◆ Goal of the exercise ◆
Reproduce all of the data exactly, with no line skipped.

◆ Collected data ◆
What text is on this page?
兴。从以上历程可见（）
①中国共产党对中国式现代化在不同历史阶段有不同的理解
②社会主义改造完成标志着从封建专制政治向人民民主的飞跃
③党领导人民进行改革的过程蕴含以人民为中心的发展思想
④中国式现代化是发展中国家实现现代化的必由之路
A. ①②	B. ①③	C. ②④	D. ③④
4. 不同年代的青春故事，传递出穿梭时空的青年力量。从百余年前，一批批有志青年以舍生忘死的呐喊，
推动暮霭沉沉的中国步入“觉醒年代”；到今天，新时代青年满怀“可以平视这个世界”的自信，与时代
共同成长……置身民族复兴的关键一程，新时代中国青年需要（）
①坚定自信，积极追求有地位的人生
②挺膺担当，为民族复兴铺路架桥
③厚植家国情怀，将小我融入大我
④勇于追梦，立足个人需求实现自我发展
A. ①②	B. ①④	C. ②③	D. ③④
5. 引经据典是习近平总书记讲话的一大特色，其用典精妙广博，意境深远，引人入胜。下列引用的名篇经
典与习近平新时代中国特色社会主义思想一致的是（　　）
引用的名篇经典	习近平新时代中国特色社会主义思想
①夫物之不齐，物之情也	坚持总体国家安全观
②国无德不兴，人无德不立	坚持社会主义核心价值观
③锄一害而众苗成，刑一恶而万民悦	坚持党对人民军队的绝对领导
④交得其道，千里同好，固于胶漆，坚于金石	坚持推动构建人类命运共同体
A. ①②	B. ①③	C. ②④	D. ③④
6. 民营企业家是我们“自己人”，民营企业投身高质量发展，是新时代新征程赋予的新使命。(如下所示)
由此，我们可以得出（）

◆ Result for this exercise ◆
What text is on this page?
兴。从以上历程可见（）
①中国共产党对中国式现代化在不同历史阶段有不同的理解
②社会主义改造完成标志着从封建专制政治向人民民主的飞跃
③党领导人民进行改革的过程蕴含以人民为中心的发展思想
④中国式现代化是发展中国家实现现代化的必由之路
A. ①②	B. ①③	C. ②④	D. ③④
4. 不同年代的青春故事，传递出穿梭时空的青年力量。从百余年前，一批批有志青年以舍生忘死的呐喊，
推动暮霭沉沉的中国步入“觉醒年代”；到今天，新时代青年满怀“可以平视这个世界”的自信，与时代
共同成长……置身民族复兴的关键一程，新时代中国青年需要（）
①坚定自信，积极追求有地位的人生
②挺膺担当，为民族复兴铺路架桥
③厚植家国情怀，将小我融入大我
④勇于追梦，立足个人需求实现自我发展
A. ①②	B. ①④	C. ②③	D. ③④
5. 引经据典是习近平总书记讲话的一大特色，其用典精妙广博，意境深远，引人入胜。下列引用的名篇经
典与习近平新时代中国特色社会主义思想一致的是（　　）
引用的名篇经典	习近平新时代中国特色社会主义思想
①夫物之不齐，物之情也	坚持总体国家安全观
②国无德不兴，人无德不立	坚持社会主义核心价值观
③锄一害而众苗成，刑一恶而万民悦	坚持党对人民军队的绝对领导
④交得其道，千里同好，固于胶漆，坚于金石	坚持推动构建人类命运共同体
A. ①②	B. ①③	C. ②④	D. ③④
6. 民营企业家是我们“自己人”，民营企业投身高质量发展，是新时代新征程赋予的新使命。(如下所示)
由此，我们可以得出（）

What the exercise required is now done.